Restate the full listing word for word and leave the pictures out.
-- Begin --
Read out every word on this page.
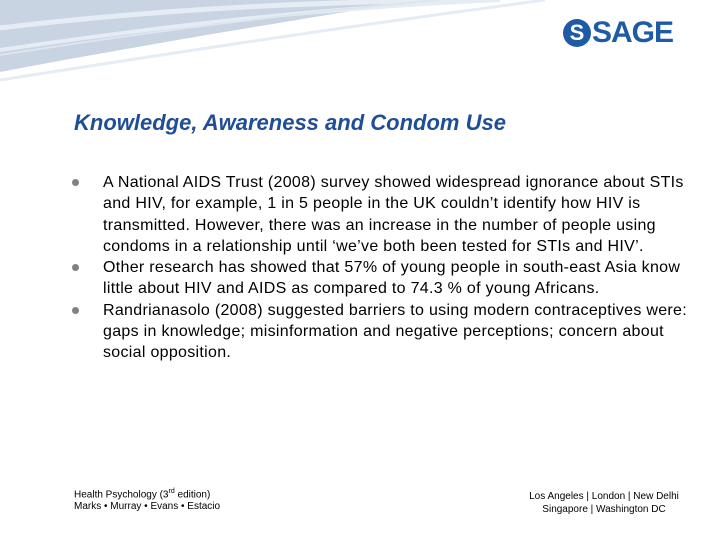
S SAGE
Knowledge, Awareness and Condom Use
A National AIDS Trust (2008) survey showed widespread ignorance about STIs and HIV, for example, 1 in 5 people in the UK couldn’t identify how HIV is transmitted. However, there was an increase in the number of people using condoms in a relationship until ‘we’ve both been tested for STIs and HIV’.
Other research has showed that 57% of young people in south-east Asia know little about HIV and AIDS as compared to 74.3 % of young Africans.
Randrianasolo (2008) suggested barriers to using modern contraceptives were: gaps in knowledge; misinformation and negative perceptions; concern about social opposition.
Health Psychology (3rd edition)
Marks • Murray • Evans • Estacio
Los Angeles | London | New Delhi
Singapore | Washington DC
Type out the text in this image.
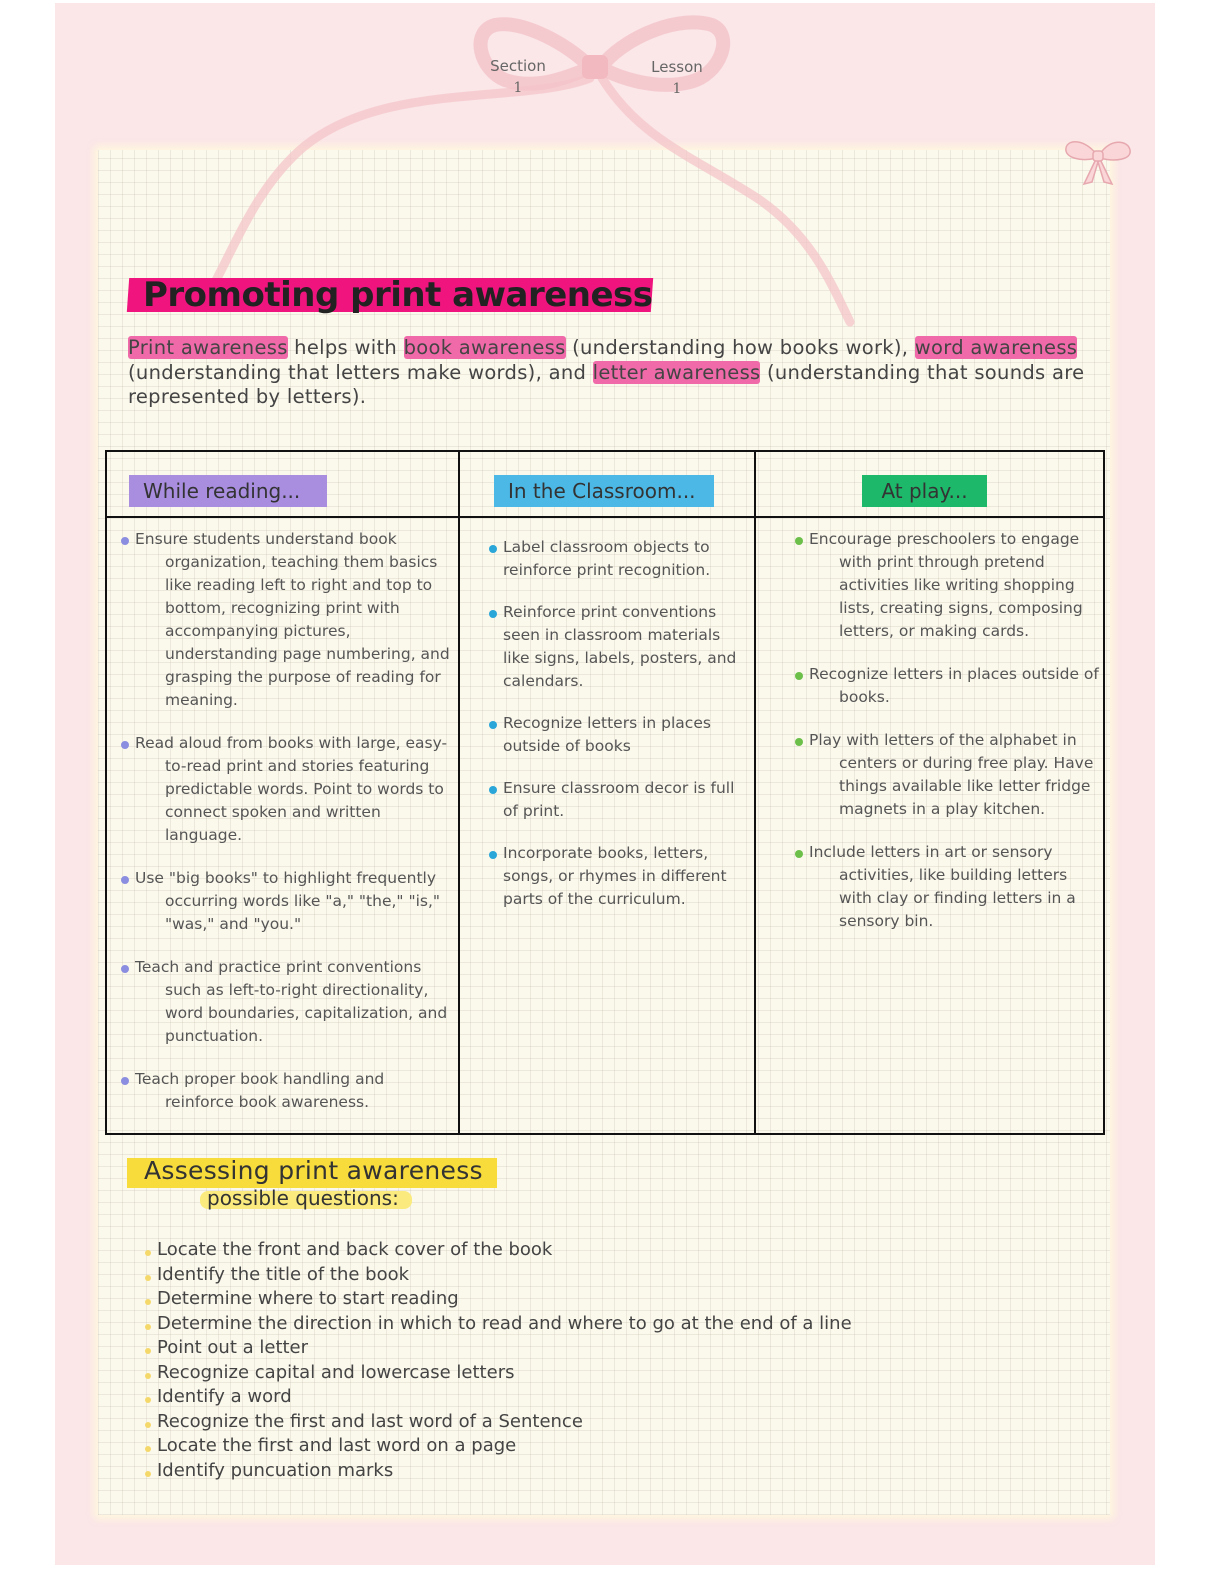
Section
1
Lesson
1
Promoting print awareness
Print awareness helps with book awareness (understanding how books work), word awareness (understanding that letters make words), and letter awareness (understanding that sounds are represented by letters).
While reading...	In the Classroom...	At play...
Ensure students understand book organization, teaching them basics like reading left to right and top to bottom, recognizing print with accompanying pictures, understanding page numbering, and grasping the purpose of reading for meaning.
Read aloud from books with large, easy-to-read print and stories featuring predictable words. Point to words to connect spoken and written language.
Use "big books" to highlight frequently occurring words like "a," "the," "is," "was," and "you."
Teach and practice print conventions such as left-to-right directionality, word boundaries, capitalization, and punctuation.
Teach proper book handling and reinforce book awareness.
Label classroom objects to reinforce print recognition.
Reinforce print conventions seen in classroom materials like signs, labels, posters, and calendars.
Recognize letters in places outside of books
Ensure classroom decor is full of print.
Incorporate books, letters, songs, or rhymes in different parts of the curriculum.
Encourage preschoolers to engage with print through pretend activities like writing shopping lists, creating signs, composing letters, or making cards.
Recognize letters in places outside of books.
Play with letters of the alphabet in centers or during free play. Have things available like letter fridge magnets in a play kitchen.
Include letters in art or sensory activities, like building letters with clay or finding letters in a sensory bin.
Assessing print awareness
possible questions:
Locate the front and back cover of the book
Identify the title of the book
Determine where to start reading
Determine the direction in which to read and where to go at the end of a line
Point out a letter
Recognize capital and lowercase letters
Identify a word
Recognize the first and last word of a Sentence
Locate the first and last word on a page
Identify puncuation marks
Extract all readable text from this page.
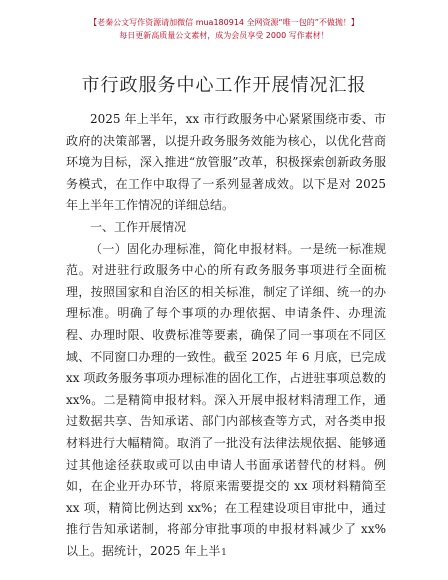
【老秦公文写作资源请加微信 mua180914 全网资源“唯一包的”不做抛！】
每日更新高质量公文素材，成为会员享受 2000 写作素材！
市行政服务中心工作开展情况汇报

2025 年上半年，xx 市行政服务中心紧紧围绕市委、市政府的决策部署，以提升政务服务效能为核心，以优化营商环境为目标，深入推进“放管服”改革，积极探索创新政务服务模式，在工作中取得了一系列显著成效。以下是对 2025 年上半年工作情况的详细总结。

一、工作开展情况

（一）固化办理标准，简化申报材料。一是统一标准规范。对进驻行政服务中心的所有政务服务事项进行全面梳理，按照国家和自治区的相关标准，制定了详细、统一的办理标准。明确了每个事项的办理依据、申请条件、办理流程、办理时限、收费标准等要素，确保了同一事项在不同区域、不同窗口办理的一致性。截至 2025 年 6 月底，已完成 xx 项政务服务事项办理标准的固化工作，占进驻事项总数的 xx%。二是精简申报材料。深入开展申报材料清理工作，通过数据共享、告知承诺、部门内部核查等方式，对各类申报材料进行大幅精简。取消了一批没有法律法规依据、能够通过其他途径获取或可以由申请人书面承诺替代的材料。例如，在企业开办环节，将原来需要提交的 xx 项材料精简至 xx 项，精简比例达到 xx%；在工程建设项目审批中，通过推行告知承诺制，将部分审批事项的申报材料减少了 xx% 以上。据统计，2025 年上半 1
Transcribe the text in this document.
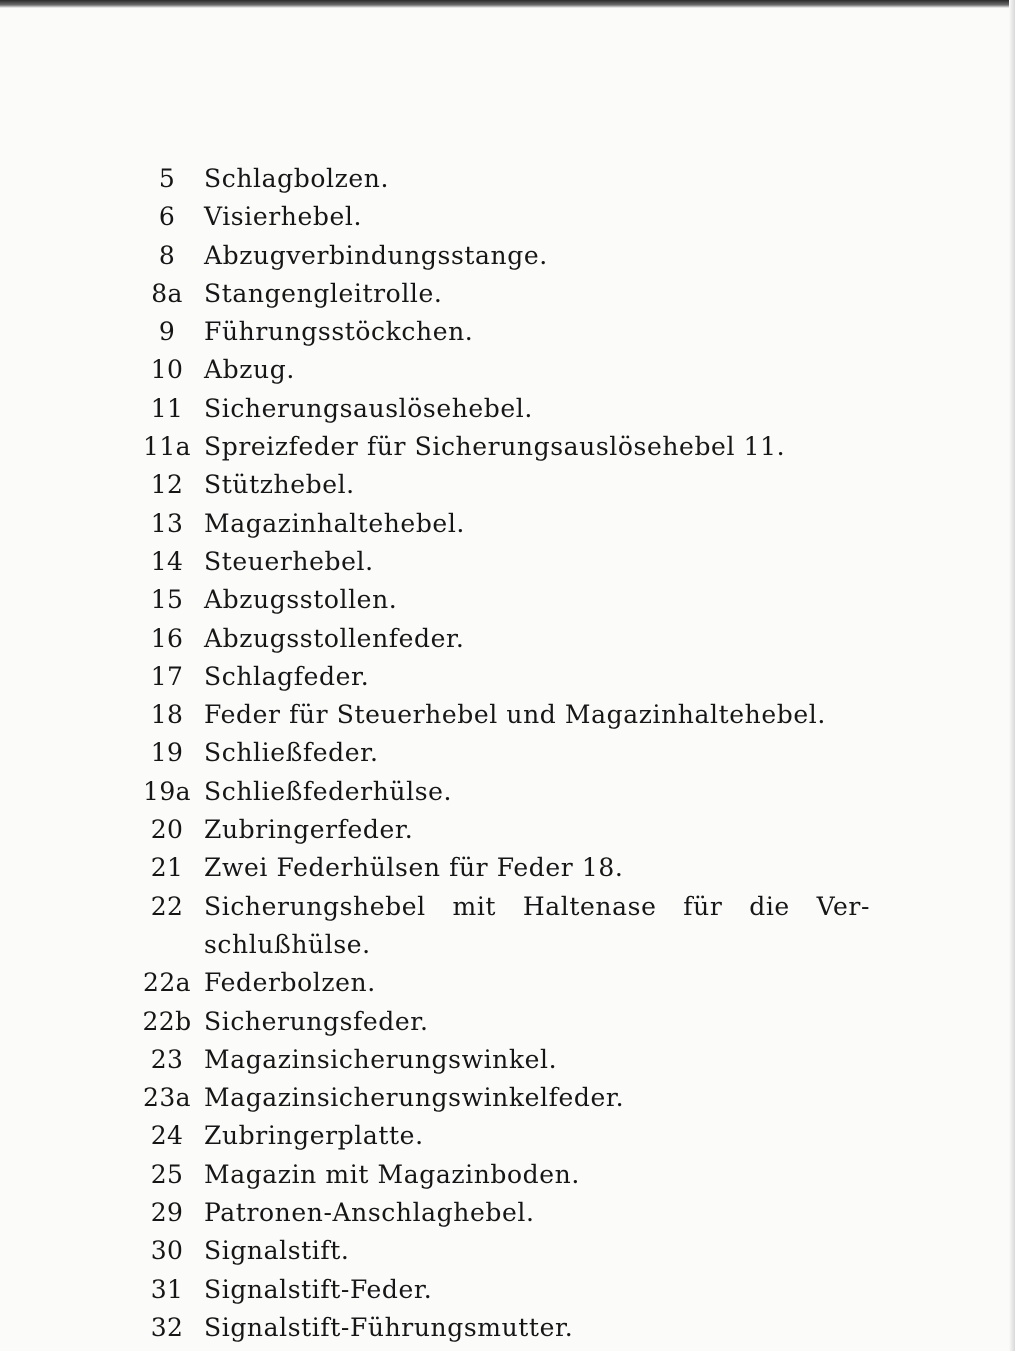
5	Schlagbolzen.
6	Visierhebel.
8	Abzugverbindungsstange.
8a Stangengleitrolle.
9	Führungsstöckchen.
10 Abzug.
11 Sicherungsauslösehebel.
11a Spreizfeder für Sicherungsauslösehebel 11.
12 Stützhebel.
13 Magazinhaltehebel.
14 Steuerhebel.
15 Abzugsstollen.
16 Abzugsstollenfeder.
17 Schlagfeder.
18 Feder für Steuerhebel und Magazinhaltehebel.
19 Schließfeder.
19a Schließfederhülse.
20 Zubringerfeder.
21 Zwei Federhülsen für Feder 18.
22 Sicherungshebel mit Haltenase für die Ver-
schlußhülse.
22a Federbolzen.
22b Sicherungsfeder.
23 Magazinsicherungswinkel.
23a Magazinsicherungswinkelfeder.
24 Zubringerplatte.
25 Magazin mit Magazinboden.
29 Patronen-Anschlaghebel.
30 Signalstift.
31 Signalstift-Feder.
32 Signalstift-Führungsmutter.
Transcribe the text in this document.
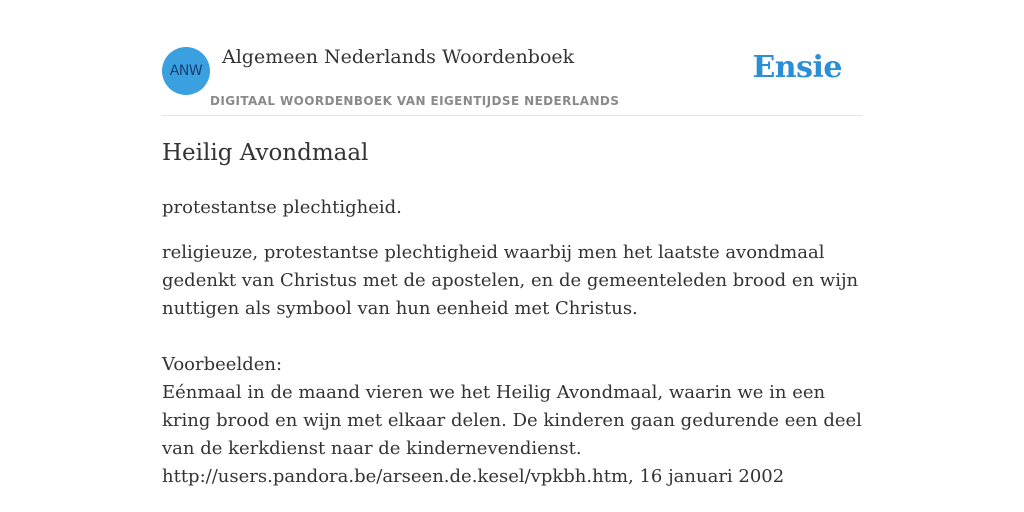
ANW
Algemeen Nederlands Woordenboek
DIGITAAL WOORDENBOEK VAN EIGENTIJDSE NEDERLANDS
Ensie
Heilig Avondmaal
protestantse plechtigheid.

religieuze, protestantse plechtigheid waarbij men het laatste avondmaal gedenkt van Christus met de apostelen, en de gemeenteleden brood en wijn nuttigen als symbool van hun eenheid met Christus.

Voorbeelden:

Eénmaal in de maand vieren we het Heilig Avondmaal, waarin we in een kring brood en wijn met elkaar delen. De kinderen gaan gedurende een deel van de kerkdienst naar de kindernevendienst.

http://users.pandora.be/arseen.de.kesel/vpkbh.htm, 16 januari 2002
-- End --
■ RESPONSE ■
Read out every word on this page.
S SAGE
Knowledge, Awareness and Condom Use
A National AIDS Trust (2008) survey showed widespread ignorance about STIs and HIV, for example, 1 in 5 people in the UK couldn’t identify how HIV is transmitted. However, there was an increase in the number of people using condoms in a relationship until ‘we’ve both been tested for STIs and HIV’.
Other research has showed that 57% of young people in south-east Asia know little about HIV and AIDS as compared to 74.3 % of young Africans.
Randrianasolo (2008) suggested barriers to using modern contraceptives were: gaps in knowledge; misinformation and negative perceptions; concern about social opposition.
Health Psychology (3rd edition)
Marks • Murray • Evans • Estacio
Los Angeles | London | New Delhi
Singapore | Washington DC
Type out the text in this image.
Section
1
Lesson
1
Promoting print awareness
Print awareness helps with book awareness (understanding how books work), word awareness (understanding that letters make words), and letter awareness (understanding that sounds are represented by letters).
While reading...	In the Classroom...	At play...
Ensure students understand book organization, teaching them basics like reading left to right and top to bottom, recognizing print with accompanying pictures, understanding page numbering, and grasping the purpose of reading for meaning.
Read aloud from books with large, easy-to-read print and stories featuring predictable words. Point to words to connect spoken and written language.
Use "big books" to highlight frequently occurring words like "a," "the," "is," "was," and "you."
Teach and practice print conventions such as left-to-right directionality, word boundaries, capitalization, and punctuation.
Teach proper book handling and reinforce book awareness.
Label classroom objects to reinforce print recognition.
Reinforce print conventions seen in classroom materials like signs, labels, posters, and calendars.
Recognize letters in places outside of books
Ensure classroom decor is full of print.
Incorporate books, letters, songs, or rhymes in different parts of the curriculum.
Encourage preschoolers to engage with print through pretend activities like writing shopping lists, creating signs, composing letters, or making cards.
Recognize letters in places outside of books.
Play with letters of the alphabet in centers or during free play. Have things available like letter fridge magnets in a play kitchen.
Include letters in art or sensory activities, like building letters with clay or finding letters in a sensory bin.
Assessing print awareness
possible questions:
Locate the front and back cover of the book
Identify the title of the book
Determine where to start reading
Determine the direction in which to read and where to go at the end of a line
Point out a letter
Recognize capital and lowercase letters
Identify a word
Recognize the first and last word of a Sentence
Locate the first and last word on a page
Identify puncuation marks
Extract all readable text from this page.
【老秦公文写作资源请加微信 mua180914 全网资源“唯一包的”不做抛！】
每日更新高质量公文素材，成为会员享受 2000 写作素材！
市行政服务中心工作开展情况汇报

2025 年上半年，xx 市行政服务中心紧紧围绕市委、市政府的决策部署，以提升政务服务效能为核心，以优化营商环境为目标，深入推进“放管服”改革，积极探索创新政务服务模式，在工作中取得了一系列显著成效。以下是对 2025 年上半年工作情况的详细总结。

一、工作开展情况

（一）固化办理标准，简化申报材料。一是统一标准规范。对进驻行政服务中心的所有政务服务事项进行全面梳理，按照国家和自治区的相关标准，制定了详细、统一的办理标准。明确了每个事项的办理依据、申请条件、办理流程、办理时限、收费标准等要素，确保了同一事项在不同区域、不同窗口办理的一致性。截至 2025 年 6 月底，已完成 xx 项政务服务事项办理标准的固化工作，占进驻事项总数的 xx%。二是精简申报材料。深入开展申报材料清理工作，通过数据共享、告知承诺、部门内部核查等方式，对各类申报材料进行大幅精简。取消了一批没有法律法规依据、能够通过其他途径获取或可以由申请人书面承诺替代的材料。例如，在企业开办环节，将原来需要提交的 xx 项材料精简至 xx 项，精简比例达到 xx%；在工程建设项目审批中，通过推行告知承诺制，将部分审批事项的申报材料减少了 xx% 以上。据统计，2025 年上半 1
Transcribe the text in this document.
5	Schlagbolzen.
6	Visierhebel.
8	Abzugverbindungsstange.
8a Stangengleitrolle.
9	Führungsstöckchen.
10 Abzug.
11 Sicherungsauslösehebel.
11a Spreizfeder für Sicherungsauslösehebel 11.
12 Stützhebel.
13 Magazinhaltehebel.
14 Steuerhebel.
15 Abzugsstollen.
16 Abzugsstollenfeder.
17 Schlagfeder.
18 Feder für Steuerhebel und Magazinhaltehebel.
19 Schließfeder.
19a Schließfederhülse.
20 Zubringerfeder.
21 Zwei Federhülsen für Feder 18.
22 Sicherungshebel mit Haltenase für die Ver-
schlußhülse.
22a Federbolzen.
22b Sicherungsfeder.
23 Magazinsicherungswinkel.
23a Magazinsicherungswinkelfeder.
24 Zubringerplatte.
25 Magazin mit Magazinboden.
29 Patronen-Anschlaghebel.
30 Signalstift.
31 Signalstift-Feder.
32 Signalstift-Führungsmutter.
Transcribe the text in this document.
ANW
Algemeen Nederlands Woordenboek
DIGITAAL WOORDENBOEK VAN EIGENTIJDSE NEDERLANDS
Ensie
Heilig Avondmaal
protestantse plechtigheid.

religieuze, protestantse plechtigheid waarbij men het laatste avondmaal gedenkt van Christus met de apostelen, en de gemeenteleden brood en wijn nuttigen als symbool van hun eenheid met Christus.

Voorbeelden:

Eénmaal in de maand vieren we het Heilig Avondmaal, waarin we in een kring brood en wijn met elkaar delen. De kinderen gaan gedurende een deel van de kerkdienst naar de kindernevendienst.

http://users.pandora.be/arseen.de.kesel/vpkbh.htm, 16 januari 2002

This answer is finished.